» **INSTRUCTIONS FOR THE TASK**:
Here are some entries; quote each one exactly.

» **MATERIALS PROVIDED**:
* * * * * * *

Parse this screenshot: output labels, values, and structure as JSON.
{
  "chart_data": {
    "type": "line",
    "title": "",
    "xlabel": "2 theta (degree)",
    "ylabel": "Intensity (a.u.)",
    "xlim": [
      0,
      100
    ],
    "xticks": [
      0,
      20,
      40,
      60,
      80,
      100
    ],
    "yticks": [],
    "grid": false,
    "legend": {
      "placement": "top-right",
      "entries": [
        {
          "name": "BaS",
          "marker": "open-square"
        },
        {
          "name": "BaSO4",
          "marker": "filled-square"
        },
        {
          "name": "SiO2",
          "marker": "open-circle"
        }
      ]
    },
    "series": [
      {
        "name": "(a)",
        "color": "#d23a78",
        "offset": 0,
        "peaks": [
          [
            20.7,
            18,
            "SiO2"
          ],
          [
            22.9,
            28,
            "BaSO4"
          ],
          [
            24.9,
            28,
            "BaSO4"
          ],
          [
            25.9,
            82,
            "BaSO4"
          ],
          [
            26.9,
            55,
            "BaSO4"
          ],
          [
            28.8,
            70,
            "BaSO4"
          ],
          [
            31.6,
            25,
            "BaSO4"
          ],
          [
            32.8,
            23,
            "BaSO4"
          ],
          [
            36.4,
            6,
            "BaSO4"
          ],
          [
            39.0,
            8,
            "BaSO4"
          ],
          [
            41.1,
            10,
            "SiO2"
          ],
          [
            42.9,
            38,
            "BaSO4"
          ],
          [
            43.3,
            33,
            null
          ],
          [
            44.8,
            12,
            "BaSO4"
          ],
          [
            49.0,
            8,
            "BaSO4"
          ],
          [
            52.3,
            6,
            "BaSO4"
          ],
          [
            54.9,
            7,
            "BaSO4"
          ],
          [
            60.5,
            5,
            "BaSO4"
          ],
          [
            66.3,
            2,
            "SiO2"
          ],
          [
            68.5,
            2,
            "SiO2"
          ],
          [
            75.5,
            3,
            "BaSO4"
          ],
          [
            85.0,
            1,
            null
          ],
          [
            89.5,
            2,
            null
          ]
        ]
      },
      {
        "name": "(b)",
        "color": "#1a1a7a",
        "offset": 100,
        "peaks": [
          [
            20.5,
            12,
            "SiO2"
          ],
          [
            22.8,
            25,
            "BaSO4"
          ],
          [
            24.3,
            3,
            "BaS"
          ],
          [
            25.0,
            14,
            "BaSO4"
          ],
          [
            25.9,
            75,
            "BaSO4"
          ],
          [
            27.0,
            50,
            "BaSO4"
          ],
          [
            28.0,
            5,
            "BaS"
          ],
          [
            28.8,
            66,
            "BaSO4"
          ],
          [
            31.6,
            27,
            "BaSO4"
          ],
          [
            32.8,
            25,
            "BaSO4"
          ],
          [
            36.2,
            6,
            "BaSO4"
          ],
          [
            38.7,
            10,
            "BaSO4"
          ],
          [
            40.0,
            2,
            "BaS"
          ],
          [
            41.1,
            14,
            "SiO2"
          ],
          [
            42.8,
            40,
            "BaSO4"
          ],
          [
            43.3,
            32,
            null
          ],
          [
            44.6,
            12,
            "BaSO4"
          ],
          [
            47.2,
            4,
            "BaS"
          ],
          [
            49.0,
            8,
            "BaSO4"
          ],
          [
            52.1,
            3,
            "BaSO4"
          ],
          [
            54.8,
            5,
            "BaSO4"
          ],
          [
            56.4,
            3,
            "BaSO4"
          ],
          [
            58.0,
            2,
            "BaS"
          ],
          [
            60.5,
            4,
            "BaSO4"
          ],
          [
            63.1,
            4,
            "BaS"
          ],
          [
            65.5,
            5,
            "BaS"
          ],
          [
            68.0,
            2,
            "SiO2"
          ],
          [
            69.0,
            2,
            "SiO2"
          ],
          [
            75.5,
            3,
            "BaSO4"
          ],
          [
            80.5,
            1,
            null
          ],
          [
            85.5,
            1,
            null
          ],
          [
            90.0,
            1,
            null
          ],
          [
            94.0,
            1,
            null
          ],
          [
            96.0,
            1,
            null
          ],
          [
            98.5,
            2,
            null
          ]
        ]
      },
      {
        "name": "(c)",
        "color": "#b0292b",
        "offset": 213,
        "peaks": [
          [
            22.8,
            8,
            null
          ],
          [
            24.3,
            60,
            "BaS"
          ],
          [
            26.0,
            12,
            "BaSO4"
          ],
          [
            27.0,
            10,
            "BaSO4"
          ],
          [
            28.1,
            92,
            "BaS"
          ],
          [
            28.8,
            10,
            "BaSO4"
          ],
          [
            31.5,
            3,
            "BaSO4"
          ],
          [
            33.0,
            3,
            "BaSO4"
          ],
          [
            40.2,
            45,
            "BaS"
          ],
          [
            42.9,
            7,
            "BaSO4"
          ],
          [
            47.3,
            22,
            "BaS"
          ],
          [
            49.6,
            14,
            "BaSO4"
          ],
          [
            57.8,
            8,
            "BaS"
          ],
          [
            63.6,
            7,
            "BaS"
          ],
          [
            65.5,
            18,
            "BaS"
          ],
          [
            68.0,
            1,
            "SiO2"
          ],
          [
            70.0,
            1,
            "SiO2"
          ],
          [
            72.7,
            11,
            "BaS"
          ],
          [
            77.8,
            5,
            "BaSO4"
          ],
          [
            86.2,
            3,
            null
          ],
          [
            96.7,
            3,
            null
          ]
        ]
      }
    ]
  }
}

* * * * * * *

» **THE COMPLETED TASK**:
Parse this screenshot: output labels, values, and structure as JSON.
{
  "chart_data": {
    "type": "line",
    "title": "",
    "xlabel": "2 theta (degree)",
    "ylabel": "Intensity (a.u.)",
    "xlim": [
      0,
      100
    ],
    "xticks": [
      0,
      20,
      40,
      60,
      80,
      100
    ],
    "yticks": [],
    "grid": false,
    "legend": {
      "placement": "top-right",
      "entries": [
        {
          "name": "BaS",
          "marker": "open-square"
        },
        {
          "name": "BaSO4",
          "marker": "filled-square"
        },
        {
          "name": "SiO2",
          "marker": "open-circle"
        }
      ]
    },
    "series": [
      {
        "name": "(a)",
        "color": "#d23a78",
        "offset": 0,
        "peaks": [
          [
            20.7,
            18,
            "SiO2"
          ],
          [
            22.9,
            28,
            "BaSO4"
          ],
          [
            24.9,
            28,
            "BaSO4"
          ],
          [
            25.9,
            82,
            "BaSO4"
          ],
          [
            26.9,
            55,
            "BaSO4"
          ],
          [
            28.8,
            70,
            "BaSO4"
          ],
          [
            31.6,
            25,
            "BaSO4"
          ],
          [
            32.8,
            23,
            "BaSO4"
          ],
          [
            36.4,
            6,
            "BaSO4"
          ],
          [
            39.0,
            8,
            "BaSO4"
          ],
          [
            41.1,
            10,
            "SiO2"
          ],
          [
            42.9,
            38,
            "BaSO4"
          ],
          [
            43.3,
            33,
            null
          ],
          [
            44.8,
            12,
            "BaSO4"
          ],
          [
            49.0,
            8,
            "BaSO4"
          ],
          [
            52.3,
            6,
            "BaSO4"
          ],
          [
            54.9,
            7,
            "BaSO4"
          ],
          [
            60.5,
            5,
            "BaSO4"
          ],
          [
            66.3,
            2,
            "SiO2"
          ],
          [
            68.5,
            2,
            "SiO2"
          ],
          [
            75.5,
            3,
            "BaSO4"
          ],
          [
            85.0,
            1,
            null
          ],
          [
            89.5,
            2,
            null
          ]
        ]
      },
      {
        "name": "(b)",
        "color": "#1a1a7a",
        "offset": 100,
        "peaks": [
          [
            20.5,
            12,
            "SiO2"
          ],
          [
            22.8,
            25,
            "BaSO4"
          ],
          [
            24.3,
            3,
            "BaS"
          ],
          [
            25.0,
            14,
            "BaSO4"
          ],
          [
            25.9,
            75,
            "BaSO4"
          ],
          [
            27.0,
            50,
            "BaSO4"
          ],
          [
            28.0,
            5,
            "BaS"
          ],
          [
            28.8,
            66,
            "BaSO4"
          ],
          [
            31.6,
            27,
            "BaSO4"
          ],
          [
            32.8,
            25,
            "BaSO4"
          ],
          [
            36.2,
            6,
            "BaSO4"
          ],
          [
            38.7,
            10,
            "BaSO4"
          ],
          [
            40.0,
            2,
            "BaS"
          ],
          [
            41.1,
            14,
            "SiO2"
          ],
          [
            42.8,
            40,
            "BaSO4"
          ],
          [
            43.3,
            32,
            null
          ],
          [
            44.6,
            12,
            "BaSO4"
          ],
          [
            47.2,
            4,
            "BaS"
          ],
          [
            49.0,
            8,
            "BaSO4"
          ],
          [
            52.1,
            3,
            "BaSO4"
          ],
          [
            54.8,
            5,
            "BaSO4"
          ],
          [
            56.4,
            3,
            "BaSO4"
          ],
          [
            58.0,
            2,
            "BaS"
          ],
          [
            60.5,
            4,
            "BaSO4"
          ],
          [
            63.1,
            4,
            "BaS"
          ],
          [
            65.5,
            5,
            "BaS"
          ],
          [
            68.0,
            2,
            "SiO2"
          ],
          [
            69.0,
            2,
            "SiO2"
          ],
          [
            75.5,
            3,
            "BaSO4"
          ],
          [
            80.5,
            1,
            null
          ],
          [
            85.5,
            1,
            null
          ],
          [
            90.0,
            1,
            null
          ],
          [
            94.0,
            1,
            null
          ],
          [
            96.0,
            1,
            null
          ],
          [
            98.5,
            2,
            null
          ]
        ]
      },
      {
        "name": "(c)",
        "color": "#b0292b",
        "offset": 213,
        "peaks": [
          [
            22.8,
            8,
            null
          ],
          [
            24.3,
            60,
            "BaS"
          ],
          [
            26.0,
            12,
            "BaSO4"
          ],
          [
            27.0,
            10,
            "BaSO4"
          ],
          [
            28.1,
            92,
            "BaS"
          ],
          [
            28.8,
            10,
            "BaSO4"
          ],
          [
            31.5,
            3,
            "BaSO4"
          ],
          [
            33.0,
            3,
            "BaSO4"
          ],
          [
            40.2,
            45,
            "BaS"
          ],
          [
            42.9,
            7,
            "BaSO4"
          ],
          [
            47.3,
            22,
            "BaS"
          ],
          [
            49.6,
            14,
            "BaSO4"
          ],
          [
            57.8,
            8,
            "BaS"
          ],
          [
            63.6,
            7,
            "BaS"
          ],
          [
            65.5,
            18,
            "BaS"
          ],
          [
            68.0,
            1,
            "SiO2"
          ],
          [
            70.0,
            1,
            "SiO2"
          ],
          [
            72.7,
            11,
            "BaS"
          ],
          [
            77.8,
            5,
            "BaSO4"
          ],
          [
            86.2,
            3,
            null
          ],
          [
            96.7,
            3,
            null
          ]
        ]
      }
    ]
  }
}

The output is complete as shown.